**REQUIREMENT**
Return each line containing "TradingView".

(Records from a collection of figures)
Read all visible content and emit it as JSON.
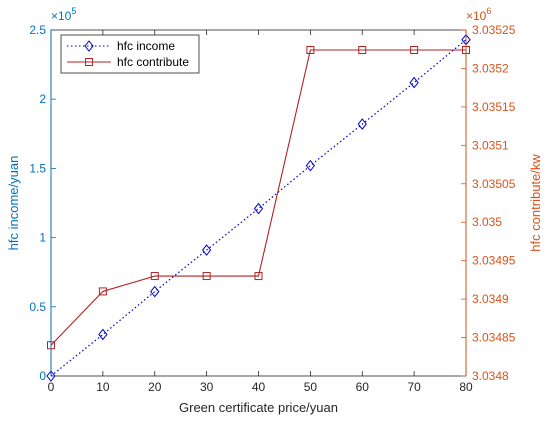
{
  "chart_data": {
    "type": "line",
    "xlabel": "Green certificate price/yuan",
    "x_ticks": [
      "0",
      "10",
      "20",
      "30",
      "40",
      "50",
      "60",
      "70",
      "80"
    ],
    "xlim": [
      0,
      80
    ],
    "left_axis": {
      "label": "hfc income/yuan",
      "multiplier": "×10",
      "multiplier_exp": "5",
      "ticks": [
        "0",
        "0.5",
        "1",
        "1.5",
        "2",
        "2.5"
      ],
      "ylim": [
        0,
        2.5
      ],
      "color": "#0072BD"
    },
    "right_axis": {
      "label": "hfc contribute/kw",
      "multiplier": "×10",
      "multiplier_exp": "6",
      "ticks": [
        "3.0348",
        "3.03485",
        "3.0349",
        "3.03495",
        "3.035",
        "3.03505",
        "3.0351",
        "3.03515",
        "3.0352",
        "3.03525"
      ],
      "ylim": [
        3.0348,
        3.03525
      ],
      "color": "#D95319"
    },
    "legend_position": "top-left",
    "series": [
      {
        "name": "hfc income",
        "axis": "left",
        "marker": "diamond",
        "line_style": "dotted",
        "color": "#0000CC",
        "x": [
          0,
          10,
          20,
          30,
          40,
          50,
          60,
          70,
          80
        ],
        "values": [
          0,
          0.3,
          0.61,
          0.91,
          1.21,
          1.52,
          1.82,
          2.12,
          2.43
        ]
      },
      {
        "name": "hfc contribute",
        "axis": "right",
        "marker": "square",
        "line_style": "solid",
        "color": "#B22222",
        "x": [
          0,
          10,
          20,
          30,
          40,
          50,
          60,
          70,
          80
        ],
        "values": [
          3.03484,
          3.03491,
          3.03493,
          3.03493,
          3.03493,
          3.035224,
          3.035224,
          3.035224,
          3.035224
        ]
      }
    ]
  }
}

--

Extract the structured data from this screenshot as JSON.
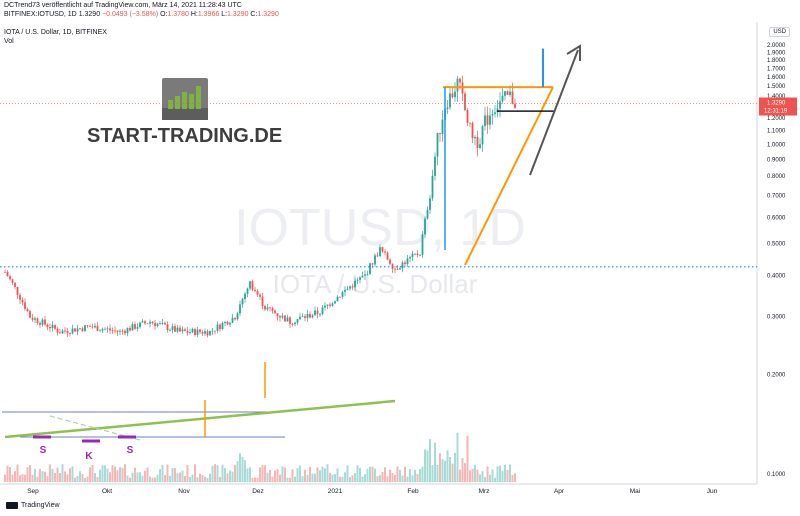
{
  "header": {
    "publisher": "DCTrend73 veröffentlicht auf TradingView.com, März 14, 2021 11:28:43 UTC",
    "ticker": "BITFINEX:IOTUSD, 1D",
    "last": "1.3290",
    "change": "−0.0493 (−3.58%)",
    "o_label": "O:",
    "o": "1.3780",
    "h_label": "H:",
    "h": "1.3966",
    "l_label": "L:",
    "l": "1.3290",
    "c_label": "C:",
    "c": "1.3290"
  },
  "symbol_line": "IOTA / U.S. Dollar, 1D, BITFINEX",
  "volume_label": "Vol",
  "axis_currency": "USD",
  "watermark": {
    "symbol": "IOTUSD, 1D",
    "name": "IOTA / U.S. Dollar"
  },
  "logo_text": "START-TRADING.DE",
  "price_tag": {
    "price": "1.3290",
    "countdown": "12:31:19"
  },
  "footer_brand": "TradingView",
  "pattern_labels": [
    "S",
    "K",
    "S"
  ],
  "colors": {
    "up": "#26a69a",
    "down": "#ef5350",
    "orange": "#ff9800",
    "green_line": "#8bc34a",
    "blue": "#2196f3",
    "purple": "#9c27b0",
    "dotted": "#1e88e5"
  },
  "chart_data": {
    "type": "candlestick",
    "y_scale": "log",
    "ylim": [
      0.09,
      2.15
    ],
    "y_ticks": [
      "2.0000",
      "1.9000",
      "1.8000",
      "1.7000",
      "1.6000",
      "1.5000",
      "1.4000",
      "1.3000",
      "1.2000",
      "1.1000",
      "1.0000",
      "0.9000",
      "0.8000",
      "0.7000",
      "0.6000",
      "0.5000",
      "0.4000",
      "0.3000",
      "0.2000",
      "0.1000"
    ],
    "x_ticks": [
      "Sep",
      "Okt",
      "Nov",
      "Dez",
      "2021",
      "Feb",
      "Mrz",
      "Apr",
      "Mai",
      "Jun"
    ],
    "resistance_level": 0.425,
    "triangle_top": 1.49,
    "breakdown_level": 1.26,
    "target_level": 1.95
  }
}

**RESULT OF THIS TASK**
    "publisher": "DCTrend73 veröffentlicht auf TradingView.com, März 14, 2021 11:28:43 UTC",
  "footer_brand": "TradingView",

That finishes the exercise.